WORK TO DO: Gather every line from the entries below that contains the word "Superintendent".

PROVIDED RECORDS:
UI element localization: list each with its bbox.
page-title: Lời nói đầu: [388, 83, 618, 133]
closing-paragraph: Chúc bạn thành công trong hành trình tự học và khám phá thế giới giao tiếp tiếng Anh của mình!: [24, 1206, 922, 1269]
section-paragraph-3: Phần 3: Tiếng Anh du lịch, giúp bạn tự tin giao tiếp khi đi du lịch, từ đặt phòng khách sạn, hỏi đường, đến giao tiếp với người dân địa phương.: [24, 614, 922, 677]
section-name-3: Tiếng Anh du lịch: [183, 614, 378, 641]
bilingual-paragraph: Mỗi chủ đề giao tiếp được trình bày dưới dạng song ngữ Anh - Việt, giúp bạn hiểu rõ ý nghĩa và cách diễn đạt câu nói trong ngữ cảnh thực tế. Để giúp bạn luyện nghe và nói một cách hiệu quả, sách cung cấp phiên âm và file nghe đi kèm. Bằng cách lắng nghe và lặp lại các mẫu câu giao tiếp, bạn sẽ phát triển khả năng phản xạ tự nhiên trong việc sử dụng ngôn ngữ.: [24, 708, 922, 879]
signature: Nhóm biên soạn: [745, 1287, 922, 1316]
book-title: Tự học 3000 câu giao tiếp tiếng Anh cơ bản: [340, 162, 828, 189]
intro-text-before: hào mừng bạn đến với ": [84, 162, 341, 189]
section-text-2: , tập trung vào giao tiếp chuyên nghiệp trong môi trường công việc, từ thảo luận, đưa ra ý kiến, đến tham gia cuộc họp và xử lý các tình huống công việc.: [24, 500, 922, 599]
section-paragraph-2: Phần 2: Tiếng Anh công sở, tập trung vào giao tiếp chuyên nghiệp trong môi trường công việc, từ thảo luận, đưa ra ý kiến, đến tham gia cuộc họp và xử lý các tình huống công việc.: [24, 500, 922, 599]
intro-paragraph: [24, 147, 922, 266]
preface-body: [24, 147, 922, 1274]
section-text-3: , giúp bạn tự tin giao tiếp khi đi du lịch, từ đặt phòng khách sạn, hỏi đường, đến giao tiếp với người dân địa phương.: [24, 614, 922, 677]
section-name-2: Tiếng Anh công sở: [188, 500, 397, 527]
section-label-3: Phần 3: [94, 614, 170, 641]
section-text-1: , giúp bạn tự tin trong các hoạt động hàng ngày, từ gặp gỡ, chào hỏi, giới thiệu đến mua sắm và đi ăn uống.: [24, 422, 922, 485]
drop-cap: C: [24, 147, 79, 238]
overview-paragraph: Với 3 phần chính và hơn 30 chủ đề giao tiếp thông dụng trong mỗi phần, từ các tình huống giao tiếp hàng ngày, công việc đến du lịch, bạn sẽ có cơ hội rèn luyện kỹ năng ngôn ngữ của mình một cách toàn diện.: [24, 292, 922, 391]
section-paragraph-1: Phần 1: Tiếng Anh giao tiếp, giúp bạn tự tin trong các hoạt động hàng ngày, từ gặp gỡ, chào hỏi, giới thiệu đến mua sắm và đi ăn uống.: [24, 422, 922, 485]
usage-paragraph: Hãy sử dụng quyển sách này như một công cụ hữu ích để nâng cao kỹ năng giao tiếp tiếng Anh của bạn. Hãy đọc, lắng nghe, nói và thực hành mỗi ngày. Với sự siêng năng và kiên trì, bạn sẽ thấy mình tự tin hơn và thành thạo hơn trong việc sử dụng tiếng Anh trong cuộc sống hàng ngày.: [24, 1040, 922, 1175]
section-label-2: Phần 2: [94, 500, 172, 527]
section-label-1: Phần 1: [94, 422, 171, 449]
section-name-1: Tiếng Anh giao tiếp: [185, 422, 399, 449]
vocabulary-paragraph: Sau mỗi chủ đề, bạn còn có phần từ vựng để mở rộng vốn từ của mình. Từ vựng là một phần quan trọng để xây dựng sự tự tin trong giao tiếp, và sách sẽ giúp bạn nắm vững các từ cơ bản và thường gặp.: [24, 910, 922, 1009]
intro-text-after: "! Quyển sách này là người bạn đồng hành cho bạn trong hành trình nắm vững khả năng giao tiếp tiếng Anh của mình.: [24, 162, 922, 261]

--

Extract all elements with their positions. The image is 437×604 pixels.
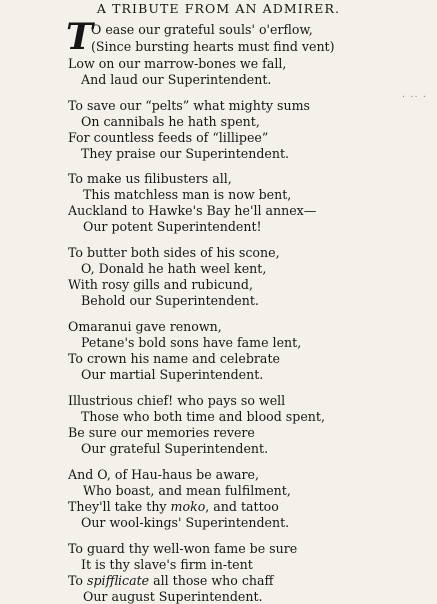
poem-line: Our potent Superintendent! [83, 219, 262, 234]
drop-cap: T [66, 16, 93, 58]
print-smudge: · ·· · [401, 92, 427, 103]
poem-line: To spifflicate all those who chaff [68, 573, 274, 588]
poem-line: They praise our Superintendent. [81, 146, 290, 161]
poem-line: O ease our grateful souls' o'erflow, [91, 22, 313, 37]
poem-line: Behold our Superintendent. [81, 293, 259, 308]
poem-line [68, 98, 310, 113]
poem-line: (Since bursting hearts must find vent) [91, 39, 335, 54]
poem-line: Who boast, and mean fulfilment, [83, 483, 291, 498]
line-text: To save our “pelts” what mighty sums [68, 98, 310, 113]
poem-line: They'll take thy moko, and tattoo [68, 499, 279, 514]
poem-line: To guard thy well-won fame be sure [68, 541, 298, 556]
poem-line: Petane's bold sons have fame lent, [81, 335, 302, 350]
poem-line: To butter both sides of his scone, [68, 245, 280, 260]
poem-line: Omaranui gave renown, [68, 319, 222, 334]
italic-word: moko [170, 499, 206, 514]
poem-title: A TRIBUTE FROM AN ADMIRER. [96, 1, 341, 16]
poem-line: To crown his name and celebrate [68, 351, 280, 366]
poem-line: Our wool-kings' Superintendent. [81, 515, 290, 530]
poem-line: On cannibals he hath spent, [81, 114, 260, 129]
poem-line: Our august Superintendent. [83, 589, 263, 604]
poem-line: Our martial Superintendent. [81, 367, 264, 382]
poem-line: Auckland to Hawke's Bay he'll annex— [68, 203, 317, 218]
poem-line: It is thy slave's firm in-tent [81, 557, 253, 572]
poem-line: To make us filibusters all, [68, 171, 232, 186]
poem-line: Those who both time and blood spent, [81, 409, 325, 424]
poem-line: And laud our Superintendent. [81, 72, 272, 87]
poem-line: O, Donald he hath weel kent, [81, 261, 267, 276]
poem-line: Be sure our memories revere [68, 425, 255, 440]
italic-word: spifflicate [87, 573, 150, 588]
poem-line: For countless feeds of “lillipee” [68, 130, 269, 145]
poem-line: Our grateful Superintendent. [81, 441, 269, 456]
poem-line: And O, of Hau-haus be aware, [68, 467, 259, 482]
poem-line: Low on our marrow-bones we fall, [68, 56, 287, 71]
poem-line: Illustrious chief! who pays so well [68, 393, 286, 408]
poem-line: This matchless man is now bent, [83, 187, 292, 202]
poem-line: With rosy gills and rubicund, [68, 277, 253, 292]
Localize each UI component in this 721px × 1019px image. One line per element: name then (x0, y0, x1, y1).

CORRECT RESULT:
poem-line: Our potent Superintendent! [83, 219, 262, 234]
poem-line: They praise our Superintendent. [81, 146, 290, 161]
poem-line: Behold our Superintendent. [81, 293, 259, 308]
poem-line: Our wool-kings' Superintendent. [81, 515, 290, 530]
poem-line: Our august Superintendent. [83, 589, 263, 604]
poem-line: Our martial Superintendent. [81, 367, 264, 382]
poem-line: And laud our Superintendent. [81, 72, 272, 87]
poem-line: Our grateful Superintendent. [81, 441, 269, 456]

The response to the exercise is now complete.